___ Records provided ___

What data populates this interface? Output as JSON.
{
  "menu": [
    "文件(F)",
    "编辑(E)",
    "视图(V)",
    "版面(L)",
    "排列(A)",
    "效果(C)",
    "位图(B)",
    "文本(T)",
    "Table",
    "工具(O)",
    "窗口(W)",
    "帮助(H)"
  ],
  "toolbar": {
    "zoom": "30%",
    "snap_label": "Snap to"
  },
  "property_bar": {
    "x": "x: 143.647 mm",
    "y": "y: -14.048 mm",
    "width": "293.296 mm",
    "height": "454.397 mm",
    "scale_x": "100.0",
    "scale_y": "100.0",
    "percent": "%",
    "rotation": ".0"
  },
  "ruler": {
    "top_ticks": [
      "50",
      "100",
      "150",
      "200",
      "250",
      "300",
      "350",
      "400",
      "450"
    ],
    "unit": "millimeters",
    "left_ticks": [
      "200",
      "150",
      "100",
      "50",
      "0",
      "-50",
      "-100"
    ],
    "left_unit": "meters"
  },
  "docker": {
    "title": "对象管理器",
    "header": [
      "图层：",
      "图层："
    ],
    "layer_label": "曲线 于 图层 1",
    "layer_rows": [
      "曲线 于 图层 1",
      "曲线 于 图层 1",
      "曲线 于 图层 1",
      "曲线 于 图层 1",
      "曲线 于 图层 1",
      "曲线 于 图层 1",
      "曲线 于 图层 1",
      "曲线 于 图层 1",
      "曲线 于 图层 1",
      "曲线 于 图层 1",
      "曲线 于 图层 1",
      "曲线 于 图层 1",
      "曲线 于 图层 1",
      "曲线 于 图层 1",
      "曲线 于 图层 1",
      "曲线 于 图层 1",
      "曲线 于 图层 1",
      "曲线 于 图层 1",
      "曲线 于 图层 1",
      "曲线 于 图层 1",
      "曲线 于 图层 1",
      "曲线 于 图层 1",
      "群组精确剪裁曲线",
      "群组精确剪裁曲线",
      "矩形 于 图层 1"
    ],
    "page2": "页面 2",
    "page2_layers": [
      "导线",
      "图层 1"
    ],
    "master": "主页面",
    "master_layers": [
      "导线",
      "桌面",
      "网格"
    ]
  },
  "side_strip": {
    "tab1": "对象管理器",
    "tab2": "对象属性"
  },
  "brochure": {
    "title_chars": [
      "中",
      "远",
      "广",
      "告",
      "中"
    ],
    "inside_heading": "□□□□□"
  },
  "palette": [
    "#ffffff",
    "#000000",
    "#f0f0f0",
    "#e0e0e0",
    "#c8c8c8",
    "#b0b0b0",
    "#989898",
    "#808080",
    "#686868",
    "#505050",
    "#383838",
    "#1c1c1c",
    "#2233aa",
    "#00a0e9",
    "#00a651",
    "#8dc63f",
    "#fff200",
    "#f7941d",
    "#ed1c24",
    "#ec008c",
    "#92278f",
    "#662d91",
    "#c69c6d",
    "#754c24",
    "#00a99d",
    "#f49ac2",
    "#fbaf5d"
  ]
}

___

Aim = Above are some records. Print them all exactly.

Solution =
What data populates this interface? Output as JSON.
{
  "menu": [
    "文件(F)",
    "编辑(E)",
    "视图(V)",
    "版面(L)",
    "排列(A)",
    "效果(C)",
    "位图(B)",
    "文本(T)",
    "Table",
    "工具(O)",
    "窗口(W)",
    "帮助(H)"
  ],
  "toolbar": {
    "zoom": "30%",
    "snap_label": "Snap to"
  },
  "property_bar": {
    "x": "x: 143.647 mm",
    "y": "y: -14.048 mm",
    "width": "293.296 mm",
    "height": "454.397 mm",
    "scale_x": "100.0",
    "scale_y": "100.0",
    "percent": "%",
    "rotation": ".0"
  },
  "ruler": {
    "top_ticks": [
      "50",
      "100",
      "150",
      "200",
      "250",
      "300",
      "350",
      "400",
      "450"
    ],
    "unit": "millimeters",
    "left_ticks": [
      "200",
      "150",
      "100",
      "50",
      "0",
      "-50",
      "-100"
    ],
    "left_unit": "meters"
  },
  "docker": {
    "title": "对象管理器",
    "header": [
      "图层：",
      "图层："
    ],
    "layer_label": "曲线 于 图层 1",
    "layer_rows": [
      "曲线 于 图层 1",
      "曲线 于 图层 1",
      "曲线 于 图层 1",
      "曲线 于 图层 1",
      "曲线 于 图层 1",
      "曲线 于 图层 1",
      "曲线 于 图层 1",
      "曲线 于 图层 1",
      "曲线 于 图层 1",
      "曲线 于 图层 1",
      "曲线 于 图层 1",
      "曲线 于 图层 1",
      "曲线 于 图层 1",
      "曲线 于 图层 1",
      "曲线 于 图层 1",
      "曲线 于 图层 1",
      "曲线 于 图层 1",
      "曲线 于 图层 1",
      "曲线 于 图层 1",
      "曲线 于 图层 1",
      "曲线 于 图层 1",
      "曲线 于 图层 1",
      "群组精确剪裁曲线",
      "群组精确剪裁曲线",
      "矩形 于 图层 1"
    ],
    "page2": "页面 2",
    "page2_layers": [
      "导线",
      "图层 1"
    ],
    "master": "主页面",
    "master_layers": [
      "导线",
      "桌面",
      "网格"
    ]
  },
  "side_strip": {
    "tab1": "对象管理器",
    "tab2": "对象属性"
  },
  "brochure": {
    "title_chars": [
      "中",
      "远",
      "广",
      "告",
      "中"
    ],
    "inside_heading": "□□□□□"
  },
  "palette": [
    "#ffffff",
    "#000000",
    "#f0f0f0",
    "#e0e0e0",
    "#c8c8c8",
    "#b0b0b0",
    "#989898",
    "#808080",
    "#686868",
    "#505050",
    "#383838",
    "#1c1c1c",
    "#2233aa",
    "#00a0e9",
    "#00a651",
    "#8dc63f",
    "#fff200",
    "#f7941d",
    "#ed1c24",
    "#ec008c",
    "#92278f",
    "#662d91",
    "#c69c6d",
    "#754c24",
    "#00a99d",
    "#f49ac2",
    "#fbaf5d"
  ]
}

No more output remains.